YOUR INSTRUCTIONS
Repeat the data word for word. Do not include the pictures.

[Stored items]
:::

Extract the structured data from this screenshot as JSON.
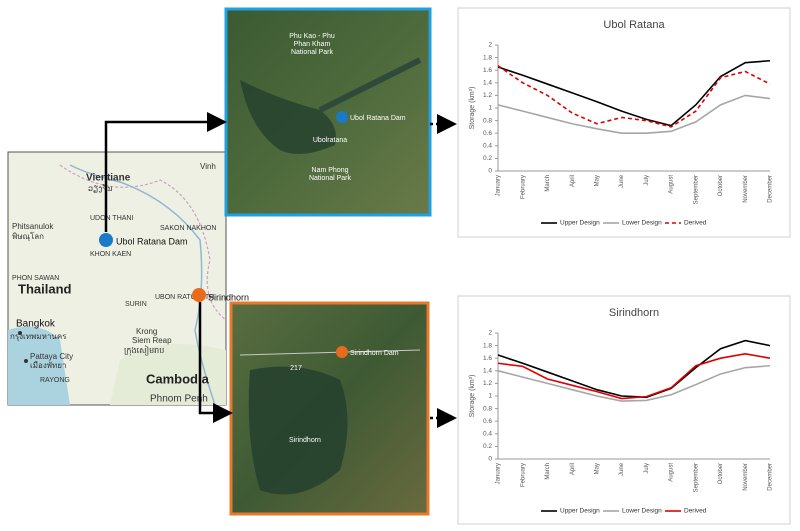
{
  "map": {
    "labels": [
      "Vinh",
      "Vientiane",
      "ວຽງຈັນ",
      "UDON THANI",
      "Phitsanulok",
      "พิษณุโลก",
      "Ubol Ratana Dam",
      "KHON KAEN",
      "SAKON NAKHON",
      "PHON SAWAN",
      "Thailand",
      "SURIN",
      "UBON RATCHATH",
      "Sirindhorn",
      "Bangkok",
      "กรุงเทพมหานคร",
      "Krong",
      "Siem Reap",
      "ក្រុងសៀមរាប",
      "Pattaya City",
      "เมืองพัทยา",
      "RAYONG",
      "Cambodia",
      "Phnom Penh"
    ]
  },
  "satellite": {
    "top_labels": [
      "Phu Kao - Phu",
      "Phan Kham",
      "National Park",
      "Ubol Ratana Dam",
      "Ubolratana",
      "Nam Phong",
      "National Park"
    ],
    "bottom_labels": [
      "Sirindhorn Dam",
      "217",
      "Sirindhorn"
    ]
  },
  "chart_data": [
    {
      "type": "line",
      "title": "Ubol Ratana",
      "y_label": "Storage (km³)",
      "categories": [
        "January",
        "February",
        "March",
        "April",
        "May",
        "June",
        "July",
        "August",
        "September",
        "October",
        "November",
        "December"
      ],
      "ylim": [
        0,
        2
      ],
      "yticks": [
        0,
        0.2,
        0.4,
        0.6,
        0.8,
        1,
        1.2,
        1.4,
        1.6,
        1.8,
        2
      ],
      "series": [
        {
          "name": "Upper Design",
          "color": "#000000",
          "style": "solid",
          "values": [
            1.65,
            1.52,
            1.38,
            1.24,
            1.1,
            0.95,
            0.82,
            0.72,
            1.05,
            1.5,
            1.72,
            1.75
          ]
        },
        {
          "name": "Lower Design",
          "color": "#a6a6a6",
          "style": "solid",
          "values": [
            1.05,
            0.95,
            0.85,
            0.75,
            0.67,
            0.6,
            0.6,
            0.63,
            0.78,
            1.05,
            1.2,
            1.15
          ]
        },
        {
          "name": "Derived",
          "color": "#e00000",
          "style": "dashed",
          "values": [
            1.67,
            1.4,
            1.2,
            0.92,
            0.75,
            0.85,
            0.8,
            0.7,
            0.95,
            1.48,
            1.58,
            1.38
          ]
        }
      ]
    },
    {
      "type": "line",
      "title": "Sirindhorn",
      "y_label": "Storage (km³)",
      "categories": [
        "January",
        "February",
        "March",
        "April",
        "May",
        "June",
        "July",
        "August",
        "September",
        "October",
        "November",
        "December"
      ],
      "ylim": [
        0,
        2
      ],
      "yticks": [
        0,
        0.2,
        0.4,
        0.6,
        0.8,
        1,
        1.2,
        1.4,
        1.6,
        1.8,
        2
      ],
      "series": [
        {
          "name": "Upper Design",
          "color": "#000000",
          "style": "solid",
          "values": [
            1.65,
            1.52,
            1.38,
            1.24,
            1.1,
            1.0,
            0.98,
            1.12,
            1.45,
            1.75,
            1.88,
            1.8
          ]
        },
        {
          "name": "Lower Design",
          "color": "#a6a6a6",
          "style": "solid",
          "values": [
            1.4,
            1.3,
            1.2,
            1.1,
            1.0,
            0.92,
            0.93,
            1.02,
            1.18,
            1.35,
            1.45,
            1.48
          ]
        },
        {
          "name": "Derived",
          "color": "#e00000",
          "style": "solid",
          "values": [
            1.52,
            1.47,
            1.27,
            1.17,
            1.07,
            0.96,
            0.99,
            1.13,
            1.48,
            1.6,
            1.67,
            1.6
          ]
        }
      ]
    }
  ]
}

:::

THE RESULT
Extract the structured data from this screenshot as JSON.
{
  "map": {
    "labels": [
      "Vinh",
      "Vientiane",
      "ວຽງຈັນ",
      "UDON THANI",
      "Phitsanulok",
      "พิษณุโลก",
      "Ubol Ratana Dam",
      "KHON KAEN",
      "SAKON NAKHON",
      "PHON SAWAN",
      "Thailand",
      "SURIN",
      "UBON RATCHATH",
      "Sirindhorn",
      "Bangkok",
      "กรุงเทพมหานคร",
      "Krong",
      "Siem Reap",
      "ក្រុងសៀមរាប",
      "Pattaya City",
      "เมืองพัทยา",
      "RAYONG",
      "Cambodia",
      "Phnom Penh"
    ]
  },
  "satellite": {
    "top_labels": [
      "Phu Kao - Phu",
      "Phan Kham",
      "National Park",
      "Ubol Ratana Dam",
      "Ubolratana",
      "Nam Phong",
      "National Park"
    ],
    "bottom_labels": [
      "Sirindhorn Dam",
      "217",
      "Sirindhorn"
    ]
  },
  "chart_data": [
    {
      "type": "line",
      "title": "Ubol Ratana",
      "y_label": "Storage (km³)",
      "categories": [
        "January",
        "February",
        "March",
        "April",
        "May",
        "June",
        "July",
        "August",
        "September",
        "October",
        "November",
        "December"
      ],
      "ylim": [
        0,
        2
      ],
      "yticks": [
        0,
        0.2,
        0.4,
        0.6,
        0.8,
        1,
        1.2,
        1.4,
        1.6,
        1.8,
        2
      ],
      "series": [
        {
          "name": "Upper Design",
          "color": "#000000",
          "style": "solid",
          "values": [
            1.65,
            1.52,
            1.38,
            1.24,
            1.1,
            0.95,
            0.82,
            0.72,
            1.05,
            1.5,
            1.72,
            1.75
          ]
        },
        {
          "name": "Lower Design",
          "color": "#a6a6a6",
          "style": "solid",
          "values": [
            1.05,
            0.95,
            0.85,
            0.75,
            0.67,
            0.6,
            0.6,
            0.63,
            0.78,
            1.05,
            1.2,
            1.15
          ]
        },
        {
          "name": "Derived",
          "color": "#e00000",
          "style": "dashed",
          "values": [
            1.67,
            1.4,
            1.2,
            0.92,
            0.75,
            0.85,
            0.8,
            0.7,
            0.95,
            1.48,
            1.58,
            1.38
          ]
        }
      ]
    },
    {
      "type": "line",
      "title": "Sirindhorn",
      "y_label": "Storage (km³)",
      "categories": [
        "January",
        "February",
        "March",
        "April",
        "May",
        "June",
        "July",
        "August",
        "September",
        "October",
        "November",
        "December"
      ],
      "ylim": [
        0,
        2
      ],
      "yticks": [
        0,
        0.2,
        0.4,
        0.6,
        0.8,
        1,
        1.2,
        1.4,
        1.6,
        1.8,
        2
      ],
      "series": [
        {
          "name": "Upper Design",
          "color": "#000000",
          "style": "solid",
          "values": [
            1.65,
            1.52,
            1.38,
            1.24,
            1.1,
            1.0,
            0.98,
            1.12,
            1.45,
            1.75,
            1.88,
            1.8
          ]
        },
        {
          "name": "Lower Design",
          "color": "#a6a6a6",
          "style": "solid",
          "values": [
            1.4,
            1.3,
            1.2,
            1.1,
            1.0,
            0.92,
            0.93,
            1.02,
            1.18,
            1.35,
            1.45,
            1.48
          ]
        },
        {
          "name": "Derived",
          "color": "#e00000",
          "style": "solid",
          "values": [
            1.52,
            1.47,
            1.27,
            1.17,
            1.07,
            0.96,
            0.99,
            1.13,
            1.48,
            1.6,
            1.67,
            1.6
          ]
        }
      ]
    }
  ]
}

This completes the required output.